--- Start DATASET ROWS ---

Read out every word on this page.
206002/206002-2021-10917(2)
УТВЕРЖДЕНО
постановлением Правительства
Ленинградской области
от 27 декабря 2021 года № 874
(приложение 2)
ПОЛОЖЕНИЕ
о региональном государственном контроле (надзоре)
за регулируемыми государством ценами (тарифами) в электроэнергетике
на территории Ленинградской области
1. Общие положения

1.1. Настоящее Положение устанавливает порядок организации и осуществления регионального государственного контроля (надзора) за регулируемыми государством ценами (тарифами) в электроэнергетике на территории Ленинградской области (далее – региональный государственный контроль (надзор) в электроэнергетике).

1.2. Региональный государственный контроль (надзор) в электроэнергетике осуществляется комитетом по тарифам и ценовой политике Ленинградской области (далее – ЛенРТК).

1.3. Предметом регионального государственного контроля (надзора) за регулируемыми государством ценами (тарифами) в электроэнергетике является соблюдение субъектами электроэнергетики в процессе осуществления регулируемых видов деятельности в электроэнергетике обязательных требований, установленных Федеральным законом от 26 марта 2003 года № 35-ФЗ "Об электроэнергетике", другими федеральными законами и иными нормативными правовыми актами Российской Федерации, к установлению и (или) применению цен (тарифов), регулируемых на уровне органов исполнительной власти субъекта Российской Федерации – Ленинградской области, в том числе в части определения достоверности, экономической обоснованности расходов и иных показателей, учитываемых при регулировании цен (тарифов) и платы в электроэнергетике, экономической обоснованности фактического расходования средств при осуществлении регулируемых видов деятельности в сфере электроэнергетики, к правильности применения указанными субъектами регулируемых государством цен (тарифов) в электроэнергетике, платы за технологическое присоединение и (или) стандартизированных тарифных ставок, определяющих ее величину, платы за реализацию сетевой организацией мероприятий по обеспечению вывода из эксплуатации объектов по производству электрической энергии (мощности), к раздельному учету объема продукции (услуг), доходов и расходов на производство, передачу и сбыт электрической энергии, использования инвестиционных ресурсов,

--- End DATASET ROWS ---

• [YOUR INSTRUCTIONS]: All entries shown above should be printed again exactly.

• [RESULT OF THE TASK]:
Read out every word on this page.
206002/206002-2021-10917(2)
УТВЕРЖДЕНО
постановлением Правительства
Ленинградской области
от 27 декабря 2021 года № 874
(приложение 2)
ПОЛОЖЕНИЕ
о региональном государственном контроле (надзоре)
за регулируемыми государством ценами (тарифами) в электроэнергетике
на территории Ленинградской области
1. Общие положения

1.1. Настоящее Положение устанавливает порядок организации и осуществления регионального государственного контроля (надзора) за регулируемыми государством ценами (тарифами) в электроэнергетике на территории Ленинградской области (далее – региональный государственный контроль (надзор) в электроэнергетике).

1.2. Региональный государственный контроль (надзор) в электроэнергетике осуществляется комитетом по тарифам и ценовой политике Ленинградской области (далее – ЛенРТК).

1.3. Предметом регионального государственного контроля (надзора) за регулируемыми государством ценами (тарифами) в электроэнергетике является соблюдение субъектами электроэнергетики в процессе осуществления регулируемых видов деятельности в электроэнергетике обязательных требований, установленных Федеральным законом от 26 марта 2003 года № 35-ФЗ "Об электроэнергетике", другими федеральными законами и иными нормативными правовыми актами Российской Федерации, к установлению и (или) применению цен (тарифов), регулируемых на уровне органов исполнительной власти субъекта Российской Федерации – Ленинградской области, в том числе в части определения достоверности, экономической обоснованности расходов и иных показателей, учитываемых при регулировании цен (тарифов) и платы в электроэнергетике, экономической обоснованности фактического расходования средств при осуществлении регулируемых видов деятельности в сфере электроэнергетики, к правильности применения указанными субъектами регулируемых государством цен (тарифов) в электроэнергетике, платы за технологическое присоединение и (или) стандартизированных тарифных ставок, определяющих ее величину, платы за реализацию сетевой организацией мероприятий по обеспечению вывода из эксплуатации объектов по производству электрической энергии (мощности), к раздельному учету объема продукции (услуг), доходов и расходов на производство, передачу и сбыт электрической энергии, использования инвестиционных ресурсов,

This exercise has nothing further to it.